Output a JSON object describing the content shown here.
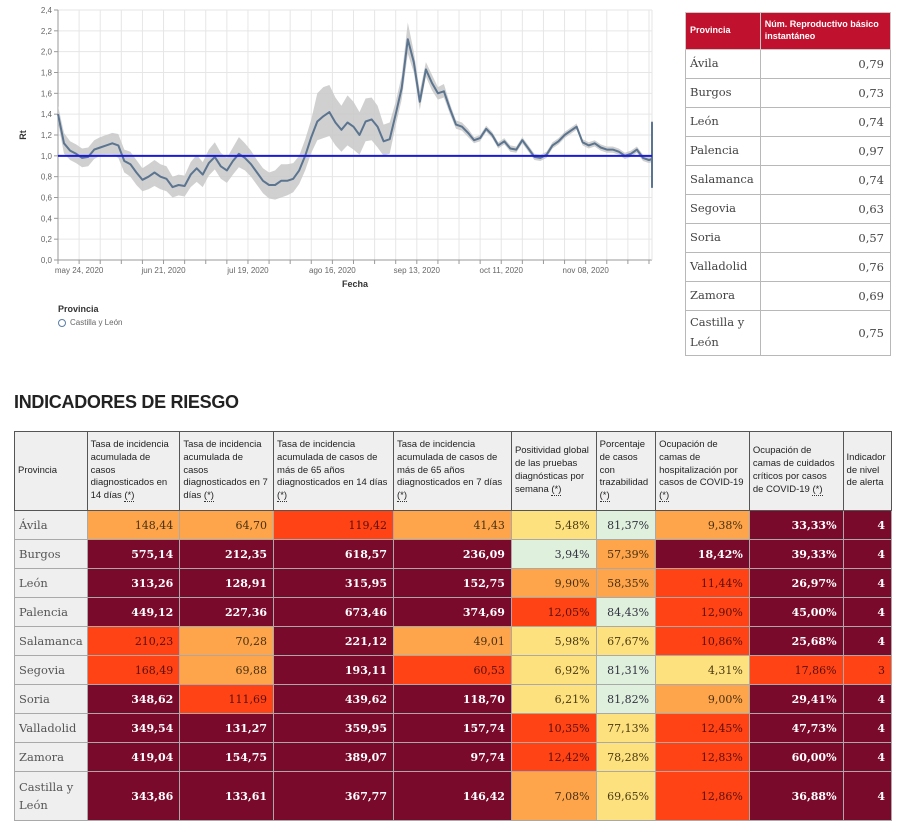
{
  "chart_data": {
    "type": "line",
    "title": "",
    "xlabel": "Fecha",
    "ylabel": "Rt",
    "ylim": [
      0.0,
      2.4
    ],
    "yticks": [
      "0,0",
      "0,2",
      "0,4",
      "0,6",
      "0,8",
      "1,0",
      "1,2",
      "1,4",
      "1,6",
      "1,8",
      "2,0",
      "2,2",
      "2,4"
    ],
    "ytick_values": [
      0.0,
      0.2,
      0.4,
      0.6,
      0.8,
      1.0,
      1.2,
      1.4,
      1.6,
      1.8,
      2.0,
      2.2,
      2.4
    ],
    "xlim": [
      "2020-05-17",
      "2020-11-30"
    ],
    "xtick_labels": [
      "may 24, 2020",
      "jun 21, 2020",
      "jul 19, 2020",
      "ago 16, 2020",
      "sep 13, 2020",
      "oct 11, 2020",
      "nov 08, 2020"
    ],
    "xtick_dates": [
      "2020-05-24",
      "2020-06-21",
      "2020-07-19",
      "2020-08-16",
      "2020-09-13",
      "2020-10-11",
      "2020-11-08"
    ],
    "reference_line": {
      "y": 1.0,
      "color": "#1a1adb"
    },
    "grid": true,
    "legend": {
      "title": "Provincia",
      "placement": "bottom-left",
      "entries": [
        "Castilla y León"
      ]
    },
    "series": [
      {
        "name": "Castilla y León",
        "color": "#5b7490",
        "band_color": "#c8c8c8",
        "x_start": "2020-05-17",
        "x_step_days": 2,
        "values": [
          1.4,
          1.12,
          1.05,
          1.02,
          0.98,
          0.99,
          1.06,
          1.08,
          1.1,
          1.12,
          1.1,
          0.95,
          0.92,
          0.84,
          0.77,
          0.8,
          0.84,
          0.8,
          0.78,
          0.7,
          0.72,
          0.71,
          0.82,
          0.88,
          0.82,
          0.93,
          0.99,
          0.9,
          0.86,
          0.95,
          1.02,
          0.98,
          0.92,
          0.84,
          0.76,
          0.72,
          0.72,
          0.76,
          0.76,
          0.78,
          0.86,
          1.0,
          1.18,
          1.33,
          1.38,
          1.42,
          1.32,
          1.25,
          1.32,
          1.28,
          1.2,
          1.33,
          1.35,
          1.28,
          1.14,
          1.16,
          1.4,
          1.65,
          2.12,
          1.9,
          1.52,
          1.83,
          1.7,
          1.6,
          1.62,
          1.45,
          1.3,
          1.28,
          1.22,
          1.15,
          1.17,
          1.26,
          1.2,
          1.1,
          1.14,
          1.07,
          1.06,
          1.15,
          1.07,
          0.99,
          0.98,
          1.01,
          1.1,
          1.14,
          1.2,
          1.24,
          1.28,
          1.13,
          1.1,
          1.12,
          1.08,
          1.06,
          1.06,
          1.04,
          1.0,
          1.02,
          1.06,
          0.98,
          0.96,
          0.97,
          0.94,
          0.93,
          1.0,
          1.04,
          1.09,
          1.15,
          1.12,
          1.06,
          1.02,
          1.05,
          1.09,
          1.12,
          1.22,
          1.3,
          1.32,
          1.25,
          1.16,
          1.12,
          1.1,
          1.06,
          1.04,
          1.0,
          0.95,
          0.96,
          0.99,
          1.03,
          0.99,
          0.91,
          0.86,
          0.85,
          0.84,
          0.78,
          0.76,
          0.79,
          0.72,
          0.7,
          0.72,
          0.75,
          0.77,
          0.75
        ],
        "band_lower": [
          1.32,
          1.02,
          0.96,
          0.93,
          0.89,
          0.9,
          0.97,
          1.0,
          1.01,
          1.01,
          0.98,
          0.84,
          0.8,
          0.72,
          0.66,
          0.68,
          0.71,
          0.68,
          0.66,
          0.6,
          0.62,
          0.61,
          0.7,
          0.75,
          0.7,
          0.81,
          0.87,
          0.78,
          0.74,
          0.82,
          0.89,
          0.86,
          0.8,
          0.72,
          0.64,
          0.59,
          0.58,
          0.6,
          0.62,
          0.65,
          0.73,
          0.86,
          1.03,
          1.15,
          1.17,
          1.19,
          1.1,
          1.04,
          1.1,
          1.06,
          1.01,
          1.14,
          1.15,
          1.08,
          1.0,
          1.02,
          1.29,
          1.54,
          1.98,
          1.8,
          1.44,
          1.76,
          1.63,
          1.54,
          1.56,
          1.4,
          1.26,
          1.24,
          1.18,
          1.12,
          1.14,
          1.23,
          1.17,
          1.07,
          1.11,
          1.04,
          1.03,
          1.12,
          1.04,
          0.96,
          0.95,
          0.98,
          1.07,
          1.11,
          1.17,
          1.21,
          1.25,
          1.1,
          1.07,
          1.09,
          1.05,
          1.03,
          1.03,
          1.01,
          0.97,
          0.99,
          1.03,
          0.95,
          0.93,
          0.94,
          0.91,
          0.9,
          0.97,
          1.01,
          1.06,
          1.12,
          1.09,
          1.03,
          0.99,
          1.02,
          1.06,
          1.09,
          1.19,
          1.27,
          1.29,
          1.22,
          1.13,
          1.09,
          1.07,
          1.03,
          1.01,
          0.97,
          0.92,
          0.93,
          0.96,
          1.0,
          0.96,
          0.88,
          0.83,
          0.82,
          0.81,
          0.75,
          0.73,
          0.76,
          0.69,
          0.67,
          0.69,
          0.72,
          0.74,
          0.72
        ],
        "band_upper": [
          1.48,
          1.22,
          1.14,
          1.11,
          1.07,
          1.08,
          1.15,
          1.18,
          1.2,
          1.22,
          1.21,
          1.06,
          1.04,
          0.96,
          0.88,
          0.92,
          0.96,
          0.92,
          0.9,
          0.8,
          0.82,
          0.81,
          0.94,
          1.01,
          0.94,
          1.06,
          1.13,
          1.03,
          0.98,
          1.08,
          1.18,
          1.12,
          1.05,
          0.96,
          0.88,
          0.84,
          0.86,
          0.92,
          0.92,
          0.93,
          1.0,
          1.16,
          1.35,
          1.6,
          1.66,
          1.68,
          1.56,
          1.48,
          1.58,
          1.52,
          1.42,
          1.55,
          1.56,
          1.48,
          1.3,
          1.32,
          1.52,
          1.77,
          2.28,
          2.0,
          1.62,
          1.9,
          1.78,
          1.66,
          1.69,
          1.5,
          1.34,
          1.32,
          1.26,
          1.18,
          1.2,
          1.29,
          1.23,
          1.13,
          1.17,
          1.1,
          1.09,
          1.18,
          1.1,
          1.02,
          1.01,
          1.04,
          1.13,
          1.17,
          1.23,
          1.27,
          1.31,
          1.16,
          1.13,
          1.15,
          1.11,
          1.09,
          1.09,
          1.07,
          1.03,
          1.05,
          1.09,
          1.01,
          0.99,
          1.0,
          0.97,
          0.96,
          1.03,
          1.07,
          1.12,
          1.18,
          1.15,
          1.09,
          1.05,
          1.08,
          1.12,
          1.15,
          1.25,
          1.33,
          1.35,
          1.28,
          1.19,
          1.15,
          1.13,
          1.09,
          1.07,
          1.03,
          0.98,
          0.99,
          1.02,
          1.06,
          1.02,
          0.94,
          0.89,
          0.88,
          0.87,
          0.81,
          0.79,
          0.82,
          0.75,
          0.73,
          0.75,
          0.78,
          0.8,
          0.78
        ]
      }
    ]
  },
  "rt_table": {
    "headers": [
      "Provincia",
      "Núm. Reproductivo básico instantáneo"
    ],
    "header_color": "#c0112f",
    "rows": [
      {
        "provincia": "Ávila",
        "valor": "0,79"
      },
      {
        "provincia": "Burgos",
        "valor": "0,73"
      },
      {
        "provincia": "León",
        "valor": "0,74"
      },
      {
        "provincia": "Palencia",
        "valor": "0,97"
      },
      {
        "provincia": "Salamanca",
        "valor": "0,74"
      },
      {
        "provincia": "Segovia",
        "valor": "0,63"
      },
      {
        "provincia": "Soria",
        "valor": "0,57"
      },
      {
        "provincia": "Valladolid",
        "valor": "0,76"
      },
      {
        "provincia": "Zamora",
        "valor": "0,69"
      },
      {
        "provincia": "Castilla y León",
        "valor": "0,75"
      }
    ]
  },
  "risk_section": {
    "title": "INDICADORES DE RIESGO",
    "colors": {
      "dark": "#790a2c",
      "red": "#ff4314",
      "orange": "#fea54b",
      "yellow": "#fee17f",
      "green": "#dff0dc"
    },
    "headers": [
      {
        "text": "Provincia",
        "ref": ""
      },
      {
        "text": "Tasa de incidencia acumulada de casos diagnosticados en 14 días ",
        "ref": "(*)"
      },
      {
        "text": "Tasa de incidencia acumulada de casos diagnosticados en 7 días ",
        "ref": "(*)"
      },
      {
        "text": "Tasa de incidencia acumulada de casos de más de 65 años diagnosticados en 14 días ",
        "ref": "(*)"
      },
      {
        "text": "Tasa de incidencia acumulada de casos de más de 65 años diagnosticados en 7 días ",
        "ref": "(*)"
      },
      {
        "text": "Positividad global de las pruebas diagnósticas por semana ",
        "ref": "(*)"
      },
      {
        "text": "Porcentaje de casos con trazabilidad ",
        "ref": "(*)"
      },
      {
        "text": "Ocupación de camas de hospitalización por casos de COVID-19 ",
        "ref": "(*)"
      },
      {
        "text": "Ocupación de camas de cuidados críticos por casos de COVID-19 ",
        "ref": "(*)"
      },
      {
        "text": "Indicador de nivel de alerta",
        "ref": ""
      }
    ],
    "rows": [
      {
        "provincia": "Ávila",
        "cells": [
          {
            "v": "148,44",
            "c": "orange"
          },
          {
            "v": "64,70",
            "c": "orange"
          },
          {
            "v": "119,42",
            "c": "red"
          },
          {
            "v": "41,43",
            "c": "orange"
          },
          {
            "v": "5,48%",
            "c": "yellow"
          },
          {
            "v": "81,37%",
            "c": "green"
          },
          {
            "v": "9,38%",
            "c": "orange"
          },
          {
            "v": "33,33%",
            "c": "dark"
          },
          {
            "v": "4",
            "c": "dark"
          }
        ]
      },
      {
        "provincia": "Burgos",
        "cells": [
          {
            "v": "575,14",
            "c": "dark"
          },
          {
            "v": "212,35",
            "c": "dark"
          },
          {
            "v": "618,57",
            "c": "dark"
          },
          {
            "v": "236,09",
            "c": "dark"
          },
          {
            "v": "3,94%",
            "c": "green"
          },
          {
            "v": "57,39%",
            "c": "orange"
          },
          {
            "v": "18,42%",
            "c": "dark"
          },
          {
            "v": "39,33%",
            "c": "dark"
          },
          {
            "v": "4",
            "c": "dark"
          }
        ]
      },
      {
        "provincia": "León",
        "cells": [
          {
            "v": "313,26",
            "c": "dark"
          },
          {
            "v": "128,91",
            "c": "dark"
          },
          {
            "v": "315,95",
            "c": "dark"
          },
          {
            "v": "152,75",
            "c": "dark"
          },
          {
            "v": "9,90%",
            "c": "orange"
          },
          {
            "v": "58,35%",
            "c": "orange"
          },
          {
            "v": "11,44%",
            "c": "red"
          },
          {
            "v": "26,97%",
            "c": "dark"
          },
          {
            "v": "4",
            "c": "dark"
          }
        ]
      },
      {
        "provincia": "Palencia",
        "cells": [
          {
            "v": "449,12",
            "c": "dark"
          },
          {
            "v": "227,36",
            "c": "dark"
          },
          {
            "v": "673,46",
            "c": "dark"
          },
          {
            "v": "374,69",
            "c": "dark"
          },
          {
            "v": "12,05%",
            "c": "red"
          },
          {
            "v": "84,43%",
            "c": "green"
          },
          {
            "v": "12,90%",
            "c": "red"
          },
          {
            "v": "45,00%",
            "c": "dark"
          },
          {
            "v": "4",
            "c": "dark"
          }
        ]
      },
      {
        "provincia": "Salamanca",
        "cells": [
          {
            "v": "210,23",
            "c": "red"
          },
          {
            "v": "70,28",
            "c": "orange"
          },
          {
            "v": "221,12",
            "c": "dark"
          },
          {
            "v": "49,01",
            "c": "orange"
          },
          {
            "v": "5,98%",
            "c": "yellow"
          },
          {
            "v": "67,67%",
            "c": "yellow"
          },
          {
            "v": "10,86%",
            "c": "red"
          },
          {
            "v": "25,68%",
            "c": "dark"
          },
          {
            "v": "4",
            "c": "dark"
          }
        ]
      },
      {
        "provincia": "Segovia",
        "cells": [
          {
            "v": "168,49",
            "c": "red"
          },
          {
            "v": "69,88",
            "c": "orange"
          },
          {
            "v": "193,11",
            "c": "dark"
          },
          {
            "v": "60,53",
            "c": "red"
          },
          {
            "v": "6,92%",
            "c": "yellow"
          },
          {
            "v": "81,31%",
            "c": "green"
          },
          {
            "v": "4,31%",
            "c": "yellow"
          },
          {
            "v": "17,86%",
            "c": "red"
          },
          {
            "v": "3",
            "c": "red"
          }
        ]
      },
      {
        "provincia": "Soria",
        "cells": [
          {
            "v": "348,62",
            "c": "dark"
          },
          {
            "v": "111,69",
            "c": "red"
          },
          {
            "v": "439,62",
            "c": "dark"
          },
          {
            "v": "118,70",
            "c": "dark"
          },
          {
            "v": "6,21%",
            "c": "yellow"
          },
          {
            "v": "81,82%",
            "c": "green"
          },
          {
            "v": "9,00%",
            "c": "orange"
          },
          {
            "v": "29,41%",
            "c": "dark"
          },
          {
            "v": "4",
            "c": "dark"
          }
        ]
      },
      {
        "provincia": "Valladolid",
        "cells": [
          {
            "v": "349,54",
            "c": "dark"
          },
          {
            "v": "131,27",
            "c": "dark"
          },
          {
            "v": "359,95",
            "c": "dark"
          },
          {
            "v": "157,74",
            "c": "dark"
          },
          {
            "v": "10,35%",
            "c": "red"
          },
          {
            "v": "77,13%",
            "c": "yellow"
          },
          {
            "v": "12,45%",
            "c": "red"
          },
          {
            "v": "47,73%",
            "c": "dark"
          },
          {
            "v": "4",
            "c": "dark"
          }
        ]
      },
      {
        "provincia": "Zamora",
        "cells": [
          {
            "v": "419,04",
            "c": "dark"
          },
          {
            "v": "154,75",
            "c": "dark"
          },
          {
            "v": "389,07",
            "c": "dark"
          },
          {
            "v": "97,74",
            "c": "dark"
          },
          {
            "v": "12,42%",
            "c": "red"
          },
          {
            "v": "78,28%",
            "c": "yellow"
          },
          {
            "v": "12,83%",
            "c": "red"
          },
          {
            "v": "60,00%",
            "c": "dark"
          },
          {
            "v": "4",
            "c": "dark"
          }
        ]
      },
      {
        "provincia": "Castilla y León",
        "cells": [
          {
            "v": "343,86",
            "c": "dark"
          },
          {
            "v": "133,61",
            "c": "dark"
          },
          {
            "v": "367,77",
            "c": "dark"
          },
          {
            "v": "146,42",
            "c": "dark"
          },
          {
            "v": "7,08%",
            "c": "orange"
          },
          {
            "v": "69,65%",
            "c": "yellow"
          },
          {
            "v": "12,86%",
            "c": "red"
          },
          {
            "v": "36,88%",
            "c": "dark"
          },
          {
            "v": "4",
            "c": "dark"
          }
        ]
      }
    ]
  }
}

● ● ● ● ● ● ●

• **Stated goal**
Say how many lines in the entries contain the string "incidencia", and leave out everything else.

• **The result**
4